● Record extracts
+ + + + +

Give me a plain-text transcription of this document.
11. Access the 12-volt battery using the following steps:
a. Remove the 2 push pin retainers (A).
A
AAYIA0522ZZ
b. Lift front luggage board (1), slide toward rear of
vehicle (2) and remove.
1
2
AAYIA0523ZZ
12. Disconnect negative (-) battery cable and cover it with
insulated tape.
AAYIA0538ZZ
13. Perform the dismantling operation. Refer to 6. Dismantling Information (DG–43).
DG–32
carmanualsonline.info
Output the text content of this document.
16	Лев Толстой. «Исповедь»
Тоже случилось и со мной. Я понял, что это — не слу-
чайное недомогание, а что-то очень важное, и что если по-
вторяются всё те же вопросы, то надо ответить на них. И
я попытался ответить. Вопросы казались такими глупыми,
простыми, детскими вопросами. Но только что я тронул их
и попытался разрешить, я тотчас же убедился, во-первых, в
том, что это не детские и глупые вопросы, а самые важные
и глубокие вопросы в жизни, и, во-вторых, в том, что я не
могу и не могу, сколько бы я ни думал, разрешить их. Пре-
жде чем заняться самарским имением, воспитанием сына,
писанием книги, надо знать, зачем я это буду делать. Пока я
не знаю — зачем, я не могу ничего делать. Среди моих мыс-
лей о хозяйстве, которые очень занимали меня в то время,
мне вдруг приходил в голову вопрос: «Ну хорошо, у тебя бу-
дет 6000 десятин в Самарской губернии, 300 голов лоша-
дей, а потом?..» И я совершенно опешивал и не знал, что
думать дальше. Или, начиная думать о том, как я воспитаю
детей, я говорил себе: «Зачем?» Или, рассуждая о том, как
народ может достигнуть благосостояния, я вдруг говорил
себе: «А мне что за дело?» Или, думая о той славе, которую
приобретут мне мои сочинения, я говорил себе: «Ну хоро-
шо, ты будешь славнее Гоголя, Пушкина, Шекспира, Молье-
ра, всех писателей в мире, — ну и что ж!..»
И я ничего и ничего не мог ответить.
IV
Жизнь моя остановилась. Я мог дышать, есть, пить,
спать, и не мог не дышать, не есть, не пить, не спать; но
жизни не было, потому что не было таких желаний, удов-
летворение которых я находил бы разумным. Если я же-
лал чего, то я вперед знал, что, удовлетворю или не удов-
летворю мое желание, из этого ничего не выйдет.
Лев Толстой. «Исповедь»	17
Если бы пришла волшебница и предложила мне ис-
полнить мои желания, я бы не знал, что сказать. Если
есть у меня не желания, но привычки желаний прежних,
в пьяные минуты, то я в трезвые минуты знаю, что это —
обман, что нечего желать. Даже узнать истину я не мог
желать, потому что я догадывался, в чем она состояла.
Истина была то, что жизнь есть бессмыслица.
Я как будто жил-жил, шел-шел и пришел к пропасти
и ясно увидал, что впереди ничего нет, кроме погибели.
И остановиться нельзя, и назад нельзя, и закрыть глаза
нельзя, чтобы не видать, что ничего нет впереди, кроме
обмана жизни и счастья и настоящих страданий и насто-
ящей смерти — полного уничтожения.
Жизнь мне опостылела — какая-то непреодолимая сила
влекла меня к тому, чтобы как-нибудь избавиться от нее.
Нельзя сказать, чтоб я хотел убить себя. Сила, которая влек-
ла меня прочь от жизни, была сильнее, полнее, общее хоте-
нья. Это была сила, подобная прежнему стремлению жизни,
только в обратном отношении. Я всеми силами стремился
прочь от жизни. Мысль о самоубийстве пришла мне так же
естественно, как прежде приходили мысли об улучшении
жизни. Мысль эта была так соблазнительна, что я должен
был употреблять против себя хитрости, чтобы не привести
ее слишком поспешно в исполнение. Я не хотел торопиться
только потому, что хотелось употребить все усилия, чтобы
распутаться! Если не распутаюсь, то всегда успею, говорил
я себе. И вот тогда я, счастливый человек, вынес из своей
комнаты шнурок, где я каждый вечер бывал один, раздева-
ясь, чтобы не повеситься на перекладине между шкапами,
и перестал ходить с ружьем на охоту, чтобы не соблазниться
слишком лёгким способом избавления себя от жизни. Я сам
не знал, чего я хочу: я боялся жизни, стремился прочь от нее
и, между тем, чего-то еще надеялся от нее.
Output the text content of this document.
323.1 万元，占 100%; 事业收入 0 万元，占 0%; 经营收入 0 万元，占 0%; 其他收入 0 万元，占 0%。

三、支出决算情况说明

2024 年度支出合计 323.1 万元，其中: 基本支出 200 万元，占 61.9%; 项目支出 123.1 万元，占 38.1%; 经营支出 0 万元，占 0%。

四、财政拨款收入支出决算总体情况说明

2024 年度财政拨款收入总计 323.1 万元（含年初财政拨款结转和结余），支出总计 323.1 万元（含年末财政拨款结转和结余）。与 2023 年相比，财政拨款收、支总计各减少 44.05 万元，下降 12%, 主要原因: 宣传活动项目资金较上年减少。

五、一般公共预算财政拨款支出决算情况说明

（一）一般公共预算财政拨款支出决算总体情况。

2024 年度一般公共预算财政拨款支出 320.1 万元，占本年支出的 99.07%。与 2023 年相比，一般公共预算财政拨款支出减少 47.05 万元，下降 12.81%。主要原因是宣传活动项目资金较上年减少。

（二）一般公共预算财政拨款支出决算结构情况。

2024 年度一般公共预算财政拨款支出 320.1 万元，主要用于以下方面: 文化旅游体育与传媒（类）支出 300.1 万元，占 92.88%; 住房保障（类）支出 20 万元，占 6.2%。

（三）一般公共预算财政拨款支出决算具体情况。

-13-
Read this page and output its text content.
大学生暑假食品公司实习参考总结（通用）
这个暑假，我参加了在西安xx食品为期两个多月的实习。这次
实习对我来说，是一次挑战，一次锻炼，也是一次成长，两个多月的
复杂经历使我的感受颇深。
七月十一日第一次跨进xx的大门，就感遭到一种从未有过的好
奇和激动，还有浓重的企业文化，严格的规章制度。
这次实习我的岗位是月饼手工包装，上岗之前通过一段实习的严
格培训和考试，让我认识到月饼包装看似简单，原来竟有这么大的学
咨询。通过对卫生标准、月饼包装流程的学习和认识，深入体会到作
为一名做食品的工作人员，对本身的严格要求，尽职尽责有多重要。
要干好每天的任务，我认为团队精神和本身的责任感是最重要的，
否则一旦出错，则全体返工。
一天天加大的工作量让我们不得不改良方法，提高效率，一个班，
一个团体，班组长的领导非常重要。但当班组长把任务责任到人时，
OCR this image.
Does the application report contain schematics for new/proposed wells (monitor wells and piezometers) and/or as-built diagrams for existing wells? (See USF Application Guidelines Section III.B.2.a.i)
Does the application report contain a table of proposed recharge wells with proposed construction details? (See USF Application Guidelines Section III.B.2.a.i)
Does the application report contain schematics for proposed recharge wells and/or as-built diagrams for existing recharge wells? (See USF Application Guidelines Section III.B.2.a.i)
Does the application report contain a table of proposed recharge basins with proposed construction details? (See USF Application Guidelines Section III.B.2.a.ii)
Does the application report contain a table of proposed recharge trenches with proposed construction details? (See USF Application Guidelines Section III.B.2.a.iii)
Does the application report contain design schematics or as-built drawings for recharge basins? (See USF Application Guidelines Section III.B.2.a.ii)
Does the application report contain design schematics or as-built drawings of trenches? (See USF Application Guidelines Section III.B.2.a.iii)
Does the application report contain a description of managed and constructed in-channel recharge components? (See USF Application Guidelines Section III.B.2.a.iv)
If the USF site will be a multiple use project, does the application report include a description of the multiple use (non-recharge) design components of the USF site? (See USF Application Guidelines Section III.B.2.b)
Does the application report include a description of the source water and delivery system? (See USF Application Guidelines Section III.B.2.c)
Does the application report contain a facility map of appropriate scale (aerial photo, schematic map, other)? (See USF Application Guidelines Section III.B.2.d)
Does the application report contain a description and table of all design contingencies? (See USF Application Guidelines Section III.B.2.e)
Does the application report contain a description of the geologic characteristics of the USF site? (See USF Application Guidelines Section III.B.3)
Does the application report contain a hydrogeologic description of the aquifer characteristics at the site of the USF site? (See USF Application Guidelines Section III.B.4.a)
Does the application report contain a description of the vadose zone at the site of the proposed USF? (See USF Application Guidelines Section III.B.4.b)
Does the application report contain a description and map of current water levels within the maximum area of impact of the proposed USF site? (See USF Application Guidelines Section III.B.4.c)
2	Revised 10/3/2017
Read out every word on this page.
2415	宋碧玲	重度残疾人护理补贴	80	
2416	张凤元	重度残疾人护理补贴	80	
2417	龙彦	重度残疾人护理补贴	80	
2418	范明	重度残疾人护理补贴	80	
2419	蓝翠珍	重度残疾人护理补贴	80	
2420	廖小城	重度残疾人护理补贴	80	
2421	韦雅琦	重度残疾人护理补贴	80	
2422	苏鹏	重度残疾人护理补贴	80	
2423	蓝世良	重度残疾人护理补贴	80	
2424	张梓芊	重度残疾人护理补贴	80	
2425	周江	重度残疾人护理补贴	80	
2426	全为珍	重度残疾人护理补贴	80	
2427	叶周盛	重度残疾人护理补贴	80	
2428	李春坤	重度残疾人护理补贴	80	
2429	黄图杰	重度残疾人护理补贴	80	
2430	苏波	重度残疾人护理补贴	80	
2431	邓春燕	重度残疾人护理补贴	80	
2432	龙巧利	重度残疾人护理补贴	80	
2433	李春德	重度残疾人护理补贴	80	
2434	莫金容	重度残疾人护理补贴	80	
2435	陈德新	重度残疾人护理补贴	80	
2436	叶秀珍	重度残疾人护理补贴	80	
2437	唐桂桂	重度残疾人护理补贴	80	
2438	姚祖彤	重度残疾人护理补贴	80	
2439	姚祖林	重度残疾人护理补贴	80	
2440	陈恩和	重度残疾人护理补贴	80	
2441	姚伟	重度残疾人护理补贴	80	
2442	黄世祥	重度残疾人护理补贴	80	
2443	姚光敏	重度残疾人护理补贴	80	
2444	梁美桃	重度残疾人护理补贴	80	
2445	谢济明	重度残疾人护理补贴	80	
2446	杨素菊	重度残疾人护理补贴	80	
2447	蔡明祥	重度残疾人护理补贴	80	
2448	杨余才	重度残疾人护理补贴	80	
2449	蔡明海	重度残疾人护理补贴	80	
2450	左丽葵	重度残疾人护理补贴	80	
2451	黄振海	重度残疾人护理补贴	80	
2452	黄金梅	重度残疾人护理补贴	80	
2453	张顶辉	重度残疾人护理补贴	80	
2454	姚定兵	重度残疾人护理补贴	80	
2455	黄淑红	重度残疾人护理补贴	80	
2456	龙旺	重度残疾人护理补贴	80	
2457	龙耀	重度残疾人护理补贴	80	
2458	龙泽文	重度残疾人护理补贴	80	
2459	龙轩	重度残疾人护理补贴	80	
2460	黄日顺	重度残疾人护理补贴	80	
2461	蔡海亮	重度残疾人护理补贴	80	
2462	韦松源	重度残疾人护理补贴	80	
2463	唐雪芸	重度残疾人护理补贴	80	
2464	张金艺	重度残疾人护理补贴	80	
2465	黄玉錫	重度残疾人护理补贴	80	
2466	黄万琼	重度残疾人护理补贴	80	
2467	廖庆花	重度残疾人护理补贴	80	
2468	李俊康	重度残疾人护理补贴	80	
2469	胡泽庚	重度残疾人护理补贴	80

+ + + + +

Scan the data above and copy every line with "text" in it.

Give me a plain-text transcription of this document.
Output the text content of this document.
Output the text content of this document.
Read this page and output its text content.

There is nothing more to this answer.